— Begin ENTRIES —
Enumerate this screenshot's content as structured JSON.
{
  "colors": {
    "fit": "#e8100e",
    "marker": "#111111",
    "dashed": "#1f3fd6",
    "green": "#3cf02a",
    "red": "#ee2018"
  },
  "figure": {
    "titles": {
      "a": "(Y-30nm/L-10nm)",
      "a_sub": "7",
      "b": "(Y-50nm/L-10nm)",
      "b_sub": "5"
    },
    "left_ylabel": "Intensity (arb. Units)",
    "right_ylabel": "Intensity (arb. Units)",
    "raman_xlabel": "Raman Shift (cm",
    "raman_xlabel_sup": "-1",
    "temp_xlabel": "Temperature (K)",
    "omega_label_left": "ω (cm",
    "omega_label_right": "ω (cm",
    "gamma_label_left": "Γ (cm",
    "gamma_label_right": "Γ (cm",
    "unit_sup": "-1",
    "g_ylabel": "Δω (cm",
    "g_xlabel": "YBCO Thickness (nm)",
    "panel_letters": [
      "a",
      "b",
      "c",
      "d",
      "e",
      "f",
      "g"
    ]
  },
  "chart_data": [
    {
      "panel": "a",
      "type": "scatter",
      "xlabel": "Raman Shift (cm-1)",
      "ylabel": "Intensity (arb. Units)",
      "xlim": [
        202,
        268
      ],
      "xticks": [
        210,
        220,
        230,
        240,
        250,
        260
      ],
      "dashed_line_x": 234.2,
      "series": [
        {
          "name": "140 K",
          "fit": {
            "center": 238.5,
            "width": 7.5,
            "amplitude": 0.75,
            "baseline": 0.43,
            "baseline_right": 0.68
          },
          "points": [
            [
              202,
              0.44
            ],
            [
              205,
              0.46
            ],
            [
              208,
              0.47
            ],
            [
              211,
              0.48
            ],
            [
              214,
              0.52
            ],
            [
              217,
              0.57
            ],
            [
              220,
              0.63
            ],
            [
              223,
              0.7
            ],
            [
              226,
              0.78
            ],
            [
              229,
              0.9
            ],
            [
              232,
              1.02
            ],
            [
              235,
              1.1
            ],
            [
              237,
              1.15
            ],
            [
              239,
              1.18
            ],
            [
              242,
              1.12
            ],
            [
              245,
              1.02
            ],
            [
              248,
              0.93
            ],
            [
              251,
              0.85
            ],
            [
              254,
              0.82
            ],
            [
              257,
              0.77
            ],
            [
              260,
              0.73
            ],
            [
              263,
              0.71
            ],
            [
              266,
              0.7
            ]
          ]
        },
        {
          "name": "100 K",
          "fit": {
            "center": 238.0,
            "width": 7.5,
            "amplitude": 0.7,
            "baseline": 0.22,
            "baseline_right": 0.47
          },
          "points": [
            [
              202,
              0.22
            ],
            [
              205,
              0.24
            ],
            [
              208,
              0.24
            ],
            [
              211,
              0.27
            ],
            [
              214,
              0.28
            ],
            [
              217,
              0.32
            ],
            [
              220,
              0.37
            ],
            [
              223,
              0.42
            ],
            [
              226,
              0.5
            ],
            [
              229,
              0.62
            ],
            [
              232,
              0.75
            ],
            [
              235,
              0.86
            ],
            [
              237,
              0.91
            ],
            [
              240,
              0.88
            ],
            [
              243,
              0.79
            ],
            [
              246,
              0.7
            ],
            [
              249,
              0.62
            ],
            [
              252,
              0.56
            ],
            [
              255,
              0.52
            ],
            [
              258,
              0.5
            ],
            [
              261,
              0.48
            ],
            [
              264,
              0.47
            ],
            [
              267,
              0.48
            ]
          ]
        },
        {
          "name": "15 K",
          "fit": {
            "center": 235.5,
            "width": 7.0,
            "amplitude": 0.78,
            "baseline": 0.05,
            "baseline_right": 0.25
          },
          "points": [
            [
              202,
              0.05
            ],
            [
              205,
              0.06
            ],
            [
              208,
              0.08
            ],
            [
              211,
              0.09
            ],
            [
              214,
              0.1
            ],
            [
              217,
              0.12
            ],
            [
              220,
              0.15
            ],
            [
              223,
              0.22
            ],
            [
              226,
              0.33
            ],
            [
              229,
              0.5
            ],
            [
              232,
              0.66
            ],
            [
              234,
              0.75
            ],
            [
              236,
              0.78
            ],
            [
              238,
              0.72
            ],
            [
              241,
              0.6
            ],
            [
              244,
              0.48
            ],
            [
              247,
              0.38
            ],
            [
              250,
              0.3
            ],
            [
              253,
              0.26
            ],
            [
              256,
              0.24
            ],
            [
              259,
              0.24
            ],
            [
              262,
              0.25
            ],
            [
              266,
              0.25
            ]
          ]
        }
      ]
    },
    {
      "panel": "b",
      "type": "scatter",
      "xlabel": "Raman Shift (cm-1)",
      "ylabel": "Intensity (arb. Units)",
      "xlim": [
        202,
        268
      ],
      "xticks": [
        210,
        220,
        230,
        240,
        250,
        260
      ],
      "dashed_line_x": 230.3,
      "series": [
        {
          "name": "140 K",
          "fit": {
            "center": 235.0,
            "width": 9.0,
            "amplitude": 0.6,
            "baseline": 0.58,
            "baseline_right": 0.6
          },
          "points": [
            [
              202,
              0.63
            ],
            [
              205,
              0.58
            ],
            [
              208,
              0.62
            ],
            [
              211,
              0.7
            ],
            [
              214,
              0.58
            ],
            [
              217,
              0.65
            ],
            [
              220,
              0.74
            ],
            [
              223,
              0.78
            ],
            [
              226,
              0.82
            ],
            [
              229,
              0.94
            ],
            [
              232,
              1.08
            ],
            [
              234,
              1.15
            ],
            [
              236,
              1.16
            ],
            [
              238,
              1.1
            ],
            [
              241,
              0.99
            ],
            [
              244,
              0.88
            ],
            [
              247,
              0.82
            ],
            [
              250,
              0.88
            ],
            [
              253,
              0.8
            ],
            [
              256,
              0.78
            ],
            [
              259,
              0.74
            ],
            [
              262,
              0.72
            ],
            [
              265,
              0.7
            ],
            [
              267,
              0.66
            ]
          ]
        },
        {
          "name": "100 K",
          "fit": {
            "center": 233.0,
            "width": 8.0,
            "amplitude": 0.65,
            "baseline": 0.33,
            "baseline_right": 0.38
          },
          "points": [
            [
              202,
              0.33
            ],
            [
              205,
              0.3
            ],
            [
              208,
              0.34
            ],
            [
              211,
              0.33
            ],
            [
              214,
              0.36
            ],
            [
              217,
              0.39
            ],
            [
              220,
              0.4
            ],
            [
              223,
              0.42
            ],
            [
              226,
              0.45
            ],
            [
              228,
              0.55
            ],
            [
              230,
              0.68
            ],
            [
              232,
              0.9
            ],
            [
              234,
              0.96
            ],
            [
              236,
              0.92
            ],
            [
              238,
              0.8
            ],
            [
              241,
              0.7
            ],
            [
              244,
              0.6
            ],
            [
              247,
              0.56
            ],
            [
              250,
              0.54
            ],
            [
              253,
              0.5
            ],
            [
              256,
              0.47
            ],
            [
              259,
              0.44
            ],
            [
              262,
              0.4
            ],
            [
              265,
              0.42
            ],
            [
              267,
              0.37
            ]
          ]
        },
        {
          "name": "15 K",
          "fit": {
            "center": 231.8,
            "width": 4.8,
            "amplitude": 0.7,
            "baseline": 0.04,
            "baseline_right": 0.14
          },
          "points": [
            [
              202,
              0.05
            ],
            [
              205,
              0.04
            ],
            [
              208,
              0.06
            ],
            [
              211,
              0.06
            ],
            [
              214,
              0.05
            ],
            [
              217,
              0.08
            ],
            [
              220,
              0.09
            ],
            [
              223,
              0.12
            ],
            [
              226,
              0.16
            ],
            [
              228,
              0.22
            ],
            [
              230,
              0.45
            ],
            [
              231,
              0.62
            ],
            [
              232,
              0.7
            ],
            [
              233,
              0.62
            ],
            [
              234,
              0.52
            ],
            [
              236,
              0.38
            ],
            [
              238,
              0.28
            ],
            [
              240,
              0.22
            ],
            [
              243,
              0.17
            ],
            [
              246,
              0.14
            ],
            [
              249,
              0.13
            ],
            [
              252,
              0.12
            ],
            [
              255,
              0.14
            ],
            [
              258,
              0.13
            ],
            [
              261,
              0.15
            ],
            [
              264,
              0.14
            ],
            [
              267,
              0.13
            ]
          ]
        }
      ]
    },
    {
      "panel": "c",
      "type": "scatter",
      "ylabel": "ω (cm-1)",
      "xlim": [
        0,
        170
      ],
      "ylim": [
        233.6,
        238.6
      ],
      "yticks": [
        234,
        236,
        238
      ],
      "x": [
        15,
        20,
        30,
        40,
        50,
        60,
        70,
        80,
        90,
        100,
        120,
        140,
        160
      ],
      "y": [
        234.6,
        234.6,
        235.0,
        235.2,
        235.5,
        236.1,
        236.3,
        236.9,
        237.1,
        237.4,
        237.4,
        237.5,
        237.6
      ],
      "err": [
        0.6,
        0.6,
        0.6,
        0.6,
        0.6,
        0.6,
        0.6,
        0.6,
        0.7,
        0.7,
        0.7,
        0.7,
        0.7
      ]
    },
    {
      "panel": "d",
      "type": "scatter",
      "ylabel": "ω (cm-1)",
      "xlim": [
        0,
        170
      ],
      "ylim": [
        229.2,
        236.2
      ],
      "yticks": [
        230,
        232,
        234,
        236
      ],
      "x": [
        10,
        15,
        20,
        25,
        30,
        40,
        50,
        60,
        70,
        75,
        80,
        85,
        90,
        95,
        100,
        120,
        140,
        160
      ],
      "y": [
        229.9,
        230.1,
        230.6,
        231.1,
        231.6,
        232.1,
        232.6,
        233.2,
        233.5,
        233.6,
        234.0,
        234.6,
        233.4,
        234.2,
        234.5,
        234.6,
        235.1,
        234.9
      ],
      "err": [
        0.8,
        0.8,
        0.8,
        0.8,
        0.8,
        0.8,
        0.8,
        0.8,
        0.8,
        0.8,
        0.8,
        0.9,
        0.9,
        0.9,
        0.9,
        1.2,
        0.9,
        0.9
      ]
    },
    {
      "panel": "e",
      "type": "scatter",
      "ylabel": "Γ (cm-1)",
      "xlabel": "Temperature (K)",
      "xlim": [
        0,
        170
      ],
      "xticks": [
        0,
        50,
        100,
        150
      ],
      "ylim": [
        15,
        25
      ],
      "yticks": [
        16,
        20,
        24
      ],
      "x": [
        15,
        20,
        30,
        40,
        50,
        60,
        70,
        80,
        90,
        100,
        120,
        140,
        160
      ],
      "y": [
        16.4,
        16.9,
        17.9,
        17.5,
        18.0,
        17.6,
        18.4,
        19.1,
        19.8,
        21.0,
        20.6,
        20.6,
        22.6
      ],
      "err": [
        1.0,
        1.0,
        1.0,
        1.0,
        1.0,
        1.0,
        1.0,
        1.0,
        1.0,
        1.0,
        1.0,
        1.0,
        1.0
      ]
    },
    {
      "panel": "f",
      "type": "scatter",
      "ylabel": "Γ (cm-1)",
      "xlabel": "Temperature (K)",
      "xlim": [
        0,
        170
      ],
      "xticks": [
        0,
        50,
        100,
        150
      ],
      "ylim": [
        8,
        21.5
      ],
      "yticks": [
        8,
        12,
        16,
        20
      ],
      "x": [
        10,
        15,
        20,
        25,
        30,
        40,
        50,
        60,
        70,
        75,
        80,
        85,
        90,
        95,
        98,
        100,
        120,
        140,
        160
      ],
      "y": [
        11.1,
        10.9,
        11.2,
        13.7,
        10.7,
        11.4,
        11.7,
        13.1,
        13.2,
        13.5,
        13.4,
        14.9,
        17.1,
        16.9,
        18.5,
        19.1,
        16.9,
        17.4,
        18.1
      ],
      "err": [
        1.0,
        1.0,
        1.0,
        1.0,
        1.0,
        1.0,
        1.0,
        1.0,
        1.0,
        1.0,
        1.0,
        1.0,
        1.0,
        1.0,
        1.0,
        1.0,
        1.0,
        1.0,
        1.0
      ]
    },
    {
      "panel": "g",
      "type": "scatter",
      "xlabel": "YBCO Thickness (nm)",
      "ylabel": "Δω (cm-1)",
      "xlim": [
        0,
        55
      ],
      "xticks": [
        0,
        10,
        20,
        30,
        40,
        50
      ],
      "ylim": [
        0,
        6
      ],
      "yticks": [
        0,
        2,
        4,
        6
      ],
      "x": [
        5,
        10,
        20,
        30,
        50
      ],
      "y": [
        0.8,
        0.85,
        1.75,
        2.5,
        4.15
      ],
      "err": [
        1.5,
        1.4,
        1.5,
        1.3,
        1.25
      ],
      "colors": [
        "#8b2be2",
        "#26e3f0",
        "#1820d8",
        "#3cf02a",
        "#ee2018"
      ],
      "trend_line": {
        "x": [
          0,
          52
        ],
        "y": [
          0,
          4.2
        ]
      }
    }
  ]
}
— End ENTRIES —
(WHAT THE TASK REQUIRES): Find every line in the listing that holds the string "center", then say how many there are as a bare number.

(WRITTEN RESPONSE): 6